:: Problem description ::
Exactly reproduce all the records, keeping pictures out of the copy.

:: Records supplied ::
(begin)

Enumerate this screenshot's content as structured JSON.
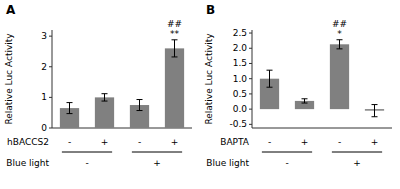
{
  "chart_data": [
    {
      "type": "bar",
      "title": "A",
      "ylabel": "Relative Luc Activity",
      "categories": [
        "-",
        "+",
        "-",
        "+"
      ],
      "xlabel": "hBACCS2",
      "group_label": "Blue light",
      "groups": [
        "-",
        "+"
      ],
      "values": [
        0.65,
        1.0,
        0.75,
        2.6
      ],
      "errors": [
        0.18,
        0.12,
        0.18,
        0.28
      ],
      "annotations": [
        null,
        null,
        null,
        "##\n**"
      ],
      "color": "#808080",
      "ylim": [
        0,
        3.2
      ],
      "yticks": [
        0,
        1,
        2,
        3
      ],
      "grid": false
    },
    {
      "type": "bar",
      "title": "B",
      "ylabel": "Relative Luc Activity",
      "categories": [
        "-",
        "+",
        "-",
        "+"
      ],
      "xlabel": "BAPTA",
      "group_label": "Blue light",
      "groups": [
        "-",
        "+"
      ],
      "values": [
        1.0,
        0.27,
        2.13,
        -0.05
      ],
      "errors": [
        0.28,
        0.07,
        0.15,
        0.2
      ],
      "annotations": [
        null,
        null,
        "##\n*",
        null
      ],
      "color": "#808080",
      "ylim": [
        -0.62,
        2.6
      ],
      "yticks": [
        -0.5,
        {
          "value": 0.0,
          "label": "0.0"
        },
        0.5,
        {
          "value": 1.0,
          "label": "1.0"
        },
        1.5,
        {
          "value": 2.0,
          "label": "2.0"
        },
        2.5
      ],
      "grid": false
    }
  ]
}
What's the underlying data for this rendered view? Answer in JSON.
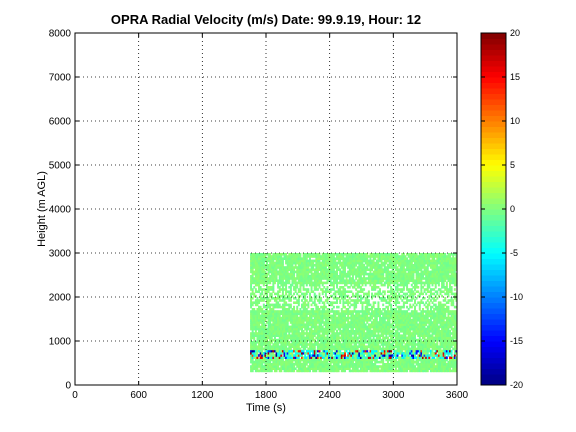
{
  "chart_data": {
    "type": "heatmap",
    "title": "OPRA Radial Velocity (m/s)  Date: 99.9.19, Hour: 12",
    "xlabel": "Time (s)",
    "ylabel": "Height (m AGL)",
    "xlim": [
      0,
      3600
    ],
    "ylim": [
      0,
      8000
    ],
    "x_ticks": [
      "0",
      "600",
      "1200",
      "1800",
      "2400",
      "3000",
      "3600"
    ],
    "x_tick_values": [
      0,
      600,
      1200,
      1800,
      2400,
      3000,
      3600
    ],
    "y_ticks": [
      "0",
      "1000",
      "2000",
      "3000",
      "4000",
      "5000",
      "6000",
      "7000",
      "8000"
    ],
    "y_tick_values": [
      0,
      1000,
      2000,
      3000,
      4000,
      5000,
      6000,
      7000,
      8000
    ],
    "grid": true,
    "colorbar": {
      "range": [
        -20,
        20
      ],
      "ticks": [
        "20",
        "15",
        "10",
        "5",
        "0",
        "-5",
        "-10",
        "-15",
        "-20"
      ],
      "tick_values": [
        20,
        15,
        10,
        5,
        0,
        -5,
        -10,
        -15,
        -20
      ],
      "colormap": "jet"
    },
    "data_extent": {
      "time": [
        1650,
        3600
      ],
      "height": [
        300,
        3000
      ]
    },
    "bands": [
      {
        "height": [
          300,
          1700
        ],
        "dominant_velocity": 0,
        "coverage": "dense"
      },
      {
        "height": [
          1700,
          2300
        ],
        "dominant_velocity": 0,
        "coverage": "sparse"
      },
      {
        "height": [
          2300,
          3000
        ],
        "dominant_velocity": 0,
        "coverage": "dense"
      }
    ],
    "strong_echo_layer": {
      "height": [
        600,
        800
      ],
      "velocity_range": [
        -20,
        20
      ]
    }
  }
}
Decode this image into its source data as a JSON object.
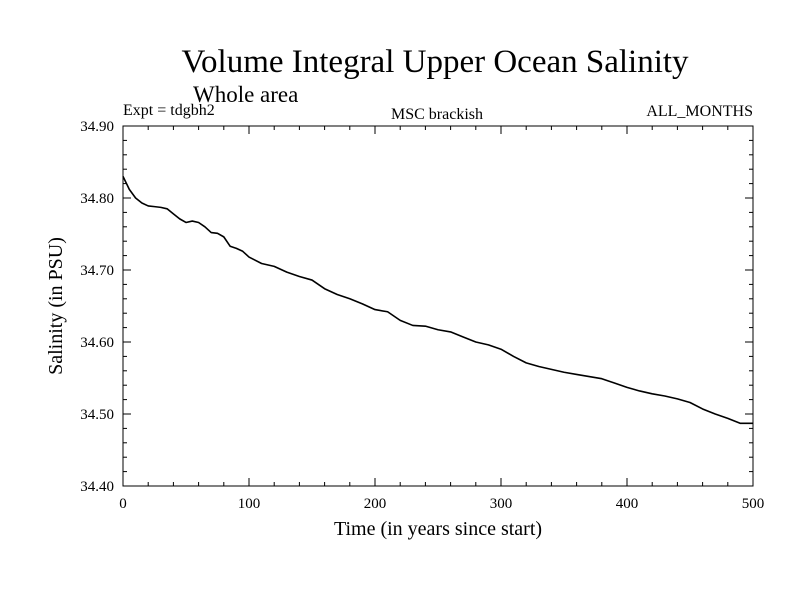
{
  "chart_data": {
    "type": "line",
    "title": "Volume Integral Upper Ocean Salinity",
    "subtitle": "Whole area",
    "expt_label": "Expt = tdgbh2",
    "center_label": "MSC brackish",
    "right_label": "ALL_MONTHS",
    "xlabel": "Time (in years since start)",
    "ylabel": "Salinity (in PSU)",
    "xlim": [
      0,
      500
    ],
    "ylim": [
      34.4,
      34.9
    ],
    "x_ticks": [
      "0",
      "100",
      "200",
      "300",
      "400",
      "500"
    ],
    "y_ticks": [
      "34.40",
      "34.50",
      "34.60",
      "34.70",
      "34.80",
      "34.90"
    ],
    "grid": false,
    "series": [
      {
        "x": [
          0,
          5,
          10,
          15,
          20,
          25,
          30,
          35,
          40,
          45,
          50,
          55,
          60,
          65,
          70,
          75,
          80,
          85,
          90,
          95,
          100,
          110,
          120,
          130,
          140,
          150,
          160,
          170,
          180,
          190,
          200,
          210,
          220,
          230,
          240,
          250,
          260,
          270,
          280,
          290,
          300,
          310,
          320,
          330,
          340,
          350,
          360,
          370,
          380,
          390,
          400,
          410,
          420,
          430,
          440,
          450,
          460,
          470,
          480,
          490,
          500
        ],
        "y": [
          34.83,
          34.812,
          34.8,
          34.793,
          34.789,
          34.788,
          34.787,
          34.785,
          34.778,
          34.771,
          34.766,
          34.768,
          34.766,
          34.76,
          34.752,
          34.751,
          34.746,
          34.733,
          34.73,
          34.726,
          34.718,
          34.709,
          34.705,
          34.697,
          34.691,
          34.686,
          34.674,
          34.666,
          34.66,
          34.653,
          34.645,
          34.642,
          34.63,
          34.623,
          34.622,
          34.617,
          34.614,
          34.607,
          34.6,
          34.596,
          34.59,
          34.58,
          34.571,
          34.566,
          34.562,
          34.558,
          34.555,
          34.552,
          34.549,
          34.543,
          34.537,
          34.532,
          34.528,
          34.525,
          34.521,
          34.516,
          34.507,
          34.5,
          34.494,
          34.487,
          34.487
        ]
      }
    ]
  }
}
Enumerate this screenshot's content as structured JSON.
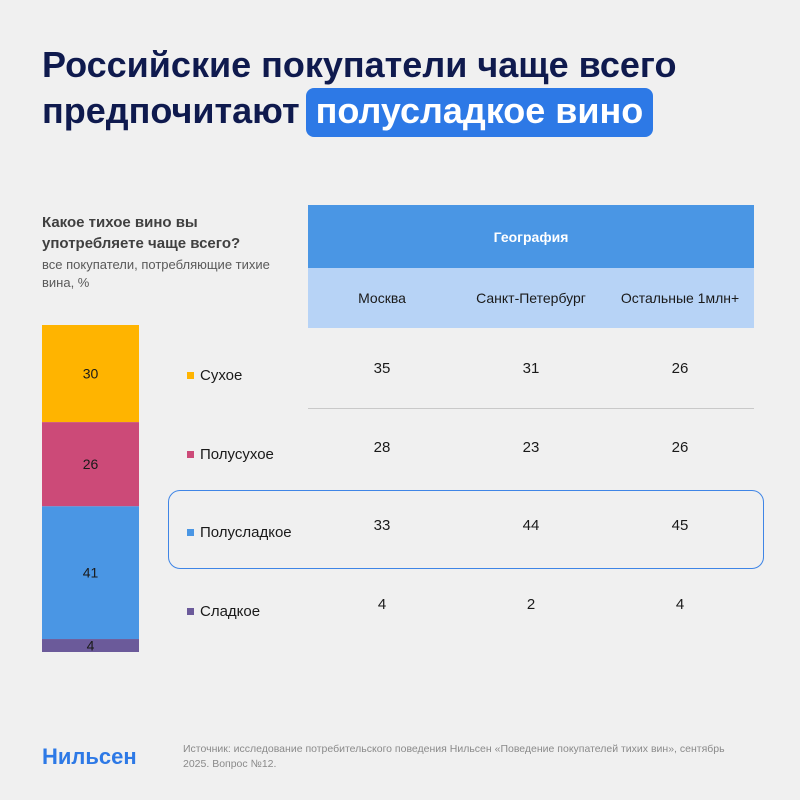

(end)

:: Response below ::
Enumerate this screenshot's content as structured JSON.
{
  "chart_data": [
    {
      "type": "bar",
      "title": "A",
      "ylabel": "Relative Luc Activity",
      "categories": [
        "-",
        "+",
        "-",
        "+"
      ],
      "xlabel": "hBACCS2",
      "group_label": "Blue light",
      "groups": [
        "-",
        "+"
      ],
      "values": [
        0.65,
        1.0,
        0.75,
        2.6
      ],
      "errors": [
        0.18,
        0.12,
        0.18,
        0.28
      ],
      "annotations": [
        null,
        null,
        null,
        "##\n**"
      ],
      "color": "#808080",
      "ylim": [
        0,
        3.2
      ],
      "yticks": [
        0,
        1,
        2,
        3
      ],
      "grid": false
    },
    {
      "type": "bar",
      "title": "B",
      "ylabel": "Relative Luc Activity",
      "categories": [
        "-",
        "+",
        "-",
        "+"
      ],
      "xlabel": "BAPTA",
      "group_label": "Blue light",
      "groups": [
        "-",
        "+"
      ],
      "values": [
        1.0,
        0.27,
        2.13,
        -0.05
      ],
      "errors": [
        0.28,
        0.07,
        0.15,
        0.2
      ],
      "annotations": [
        null,
        null,
        "##\n*",
        null
      ],
      "color": "#808080",
      "ylim": [
        -0.62,
        2.6
      ],
      "yticks": [
        -0.5,
        {
          "value": 0.0,
          "label": "0.0"
        },
        0.5,
        {
          "value": 1.0,
          "label": "1.0"
        },
        1.5,
        {
          "value": 2.0,
          "label": "2.0"
        },
        2.5
      ],
      "grid": false
    }
  ]
}
What's the underlying data for this rendered view? Answer in JSON.
{
  "chart_data": {
    "type": "heatmap",
    "title": "OPRA Radial Velocity (m/s)  Date: 99.9.19, Hour: 12",
    "xlabel": "Time (s)",
    "ylabel": "Height (m AGL)",
    "xlim": [
      0,
      3600
    ],
    "ylim": [
      0,
      8000
    ],
    "x_ticks": [
      "0",
      "600",
      "1200",
      "1800",
      "2400",
      "3000",
      "3600"
    ],
    "x_tick_values": [
      0,
      600,
      1200,
      1800,
      2400,
      3000,
      3600
    ],
    "y_ticks": [
      "0",
      "1000",
      "2000",
      "3000",
      "4000",
      "5000",
      "6000",
      "7000",
      "8000"
    ],
    "y_tick_values": [
      0,
      1000,
      2000,
      3000,
      4000,
      5000,
      6000,
      7000,
      8000
    ],
    "grid": true,
    "colorbar": {
      "range": [
        -20,
        20
      ],
      "ticks": [
        "20",
        "15",
        "10",
        "5",
        "0",
        "-5",
        "-10",
        "-15",
        "-20"
      ],
      "tick_values": [
        20,
        15,
        10,
        5,
        0,
        -5,
        -10,
        -15,
        -20
      ],
      "colormap": "jet"
    },
    "data_extent": {
      "time": [
        1650,
        3600
      ],
      "height": [
        300,
        3000
      ]
    },
    "bands": [
      {
        "height": [
          300,
          1700
        ],
        "dominant_velocity": 0,
        "coverage": "dense"
      },
      {
        "height": [
          1700,
          2300
        ],
        "dominant_velocity": 0,
        "coverage": "sparse"
      },
      {
        "height": [
          2300,
          3000
        ],
        "dominant_velocity": 0,
        "coverage": "dense"
      }
    ],
    "strong_echo_layer": {
      "height": [
        600,
        800
      ],
      "velocity_range": [
        -20,
        20
      ]
    }
  }
}
Decode this image into its source data as a JSON object.
{
  "chart_data": {
    "type": "line",
    "title": "Volume Integral Upper Ocean Salinity",
    "subtitle": "Whole area",
    "expt_label": "Expt = tdgbh2",
    "center_label": "MSC brackish",
    "right_label": "ALL_MONTHS",
    "xlabel": "Time (in years since start)",
    "ylabel": "Salinity (in PSU)",
    "xlim": [
      0,
      500
    ],
    "ylim": [
      34.4,
      34.9
    ],
    "x_ticks": [
      "0",
      "100",
      "200",
      "300",
      "400",
      "500"
    ],
    "y_ticks": [
      "34.40",
      "34.50",
      "34.60",
      "34.70",
      "34.80",
      "34.90"
    ],
    "grid": false,
    "series": [
      {
        "x": [
          0,
          5,
          10,
          15,
          20,
          25,
          30,
          35,
          40,
          45,
          50,
          55,
          60,
          65,
          70,
          75,
          80,
          85,
          90,
          95,
          100,
          110,
          120,
          130,
          140,
          150,
          160,
          170,
          180,
          190,
          200,
          210,
          220,
          230,
          240,
          250,
          260,
          270,
          280,
          290,
          300,
          310,
          320,
          330,
          340,
          350,
          360,
          370,
          380,
          390,
          400,
          410,
          420,
          430,
          440,
          450,
          460,
          470,
          480,
          490,
          500
        ],
        "y": [
          34.83,
          34.812,
          34.8,
          34.793,
          34.789,
          34.788,
          34.787,
          34.785,
          34.778,
          34.771,
          34.766,
          34.768,
          34.766,
          34.76,
          34.752,
          34.751,
          34.746,
          34.733,
          34.73,
          34.726,
          34.718,
          34.709,
          34.705,
          34.697,
          34.691,
          34.686,
          34.674,
          34.666,
          34.66,
          34.653,
          34.645,
          34.642,
          34.63,
          34.623,
          34.622,
          34.617,
          34.614,
          34.607,
          34.6,
          34.596,
          34.59,
          34.58,
          34.571,
          34.566,
          34.562,
          34.558,
          34.555,
          34.552,
          34.549,
          34.543,
          34.537,
          34.532,
          34.528,
          34.525,
          34.521,
          34.516,
          34.507,
          34.5,
          34.494,
          34.487,
          34.487
        ]
      }
    ]
  }
}
Enumerate this screenshot's content as structured JSON.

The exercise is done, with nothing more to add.